**RECORD EXTRACTS:**
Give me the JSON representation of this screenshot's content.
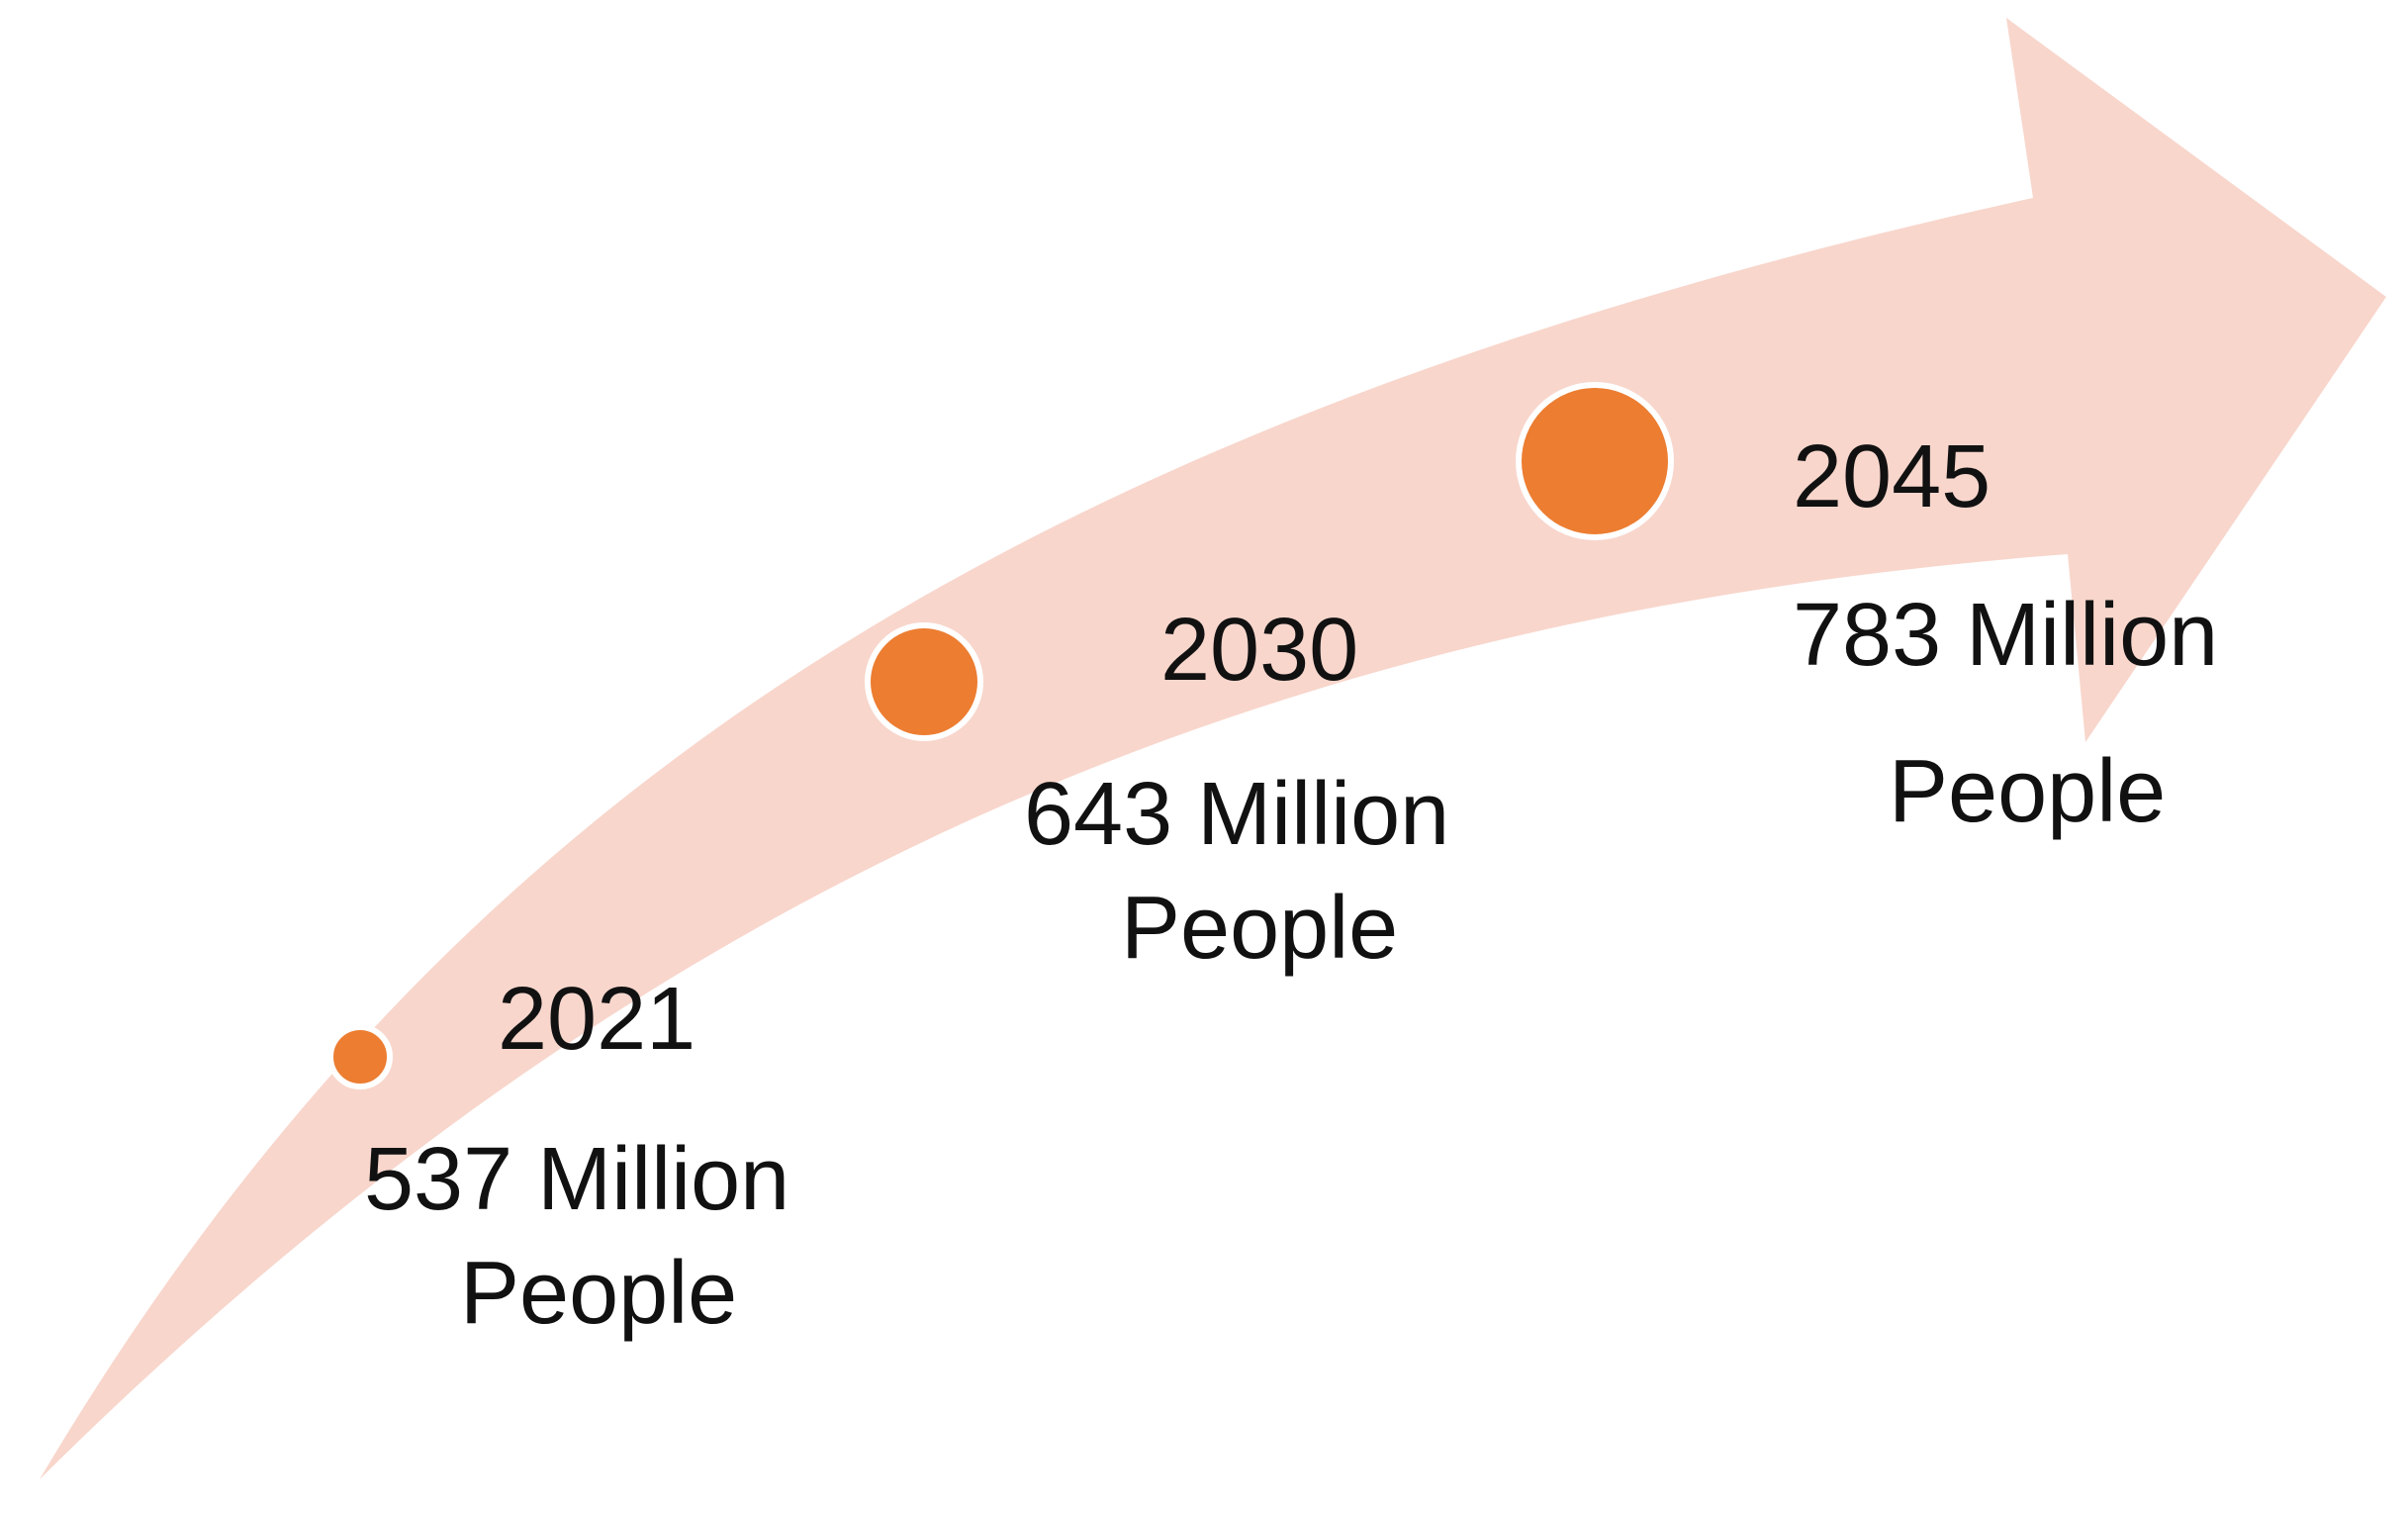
{
  "milestones": [
    {
      "year": "2021",
      "value_line1": "537 Million",
      "value_line2": "People",
      "value_millions": 537
    },
    {
      "year": "2030",
      "value_line1": "643 Million",
      "value_line2": "People",
      "value_millions": 643
    },
    {
      "year": "2045",
      "value_line1": "783 Million",
      "value_line2": "People",
      "value_millions": 783
    }
  ],
  "colors": {
    "arrow_fill": "#f8d6cc",
    "dot_fill": "#ec7d31",
    "dot_ring": "#ffffff",
    "text": "#111111"
  }
}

**TASK OBJECTIVE:** Quote all the lines above exactly as given. Do not include the pictures.

**RESULT:**
Give me the JSON representation of this screenshot's content.
{
  "milestones": [
    {
      "year": "2021",
      "value_line1": "537 Million",
      "value_line2": "People",
      "value_millions": 537
    },
    {
      "year": "2030",
      "value_line1": "643 Million",
      "value_line2": "People",
      "value_millions": 643
    },
    {
      "year": "2045",
      "value_line1": "783 Million",
      "value_line2": "People",
      "value_millions": 783
    }
  ],
  "colors": {
    "arrow_fill": "#f8d6cc",
    "dot_fill": "#ec7d31",
    "dot_ring": "#ffffff",
    "text": "#111111"
  }
}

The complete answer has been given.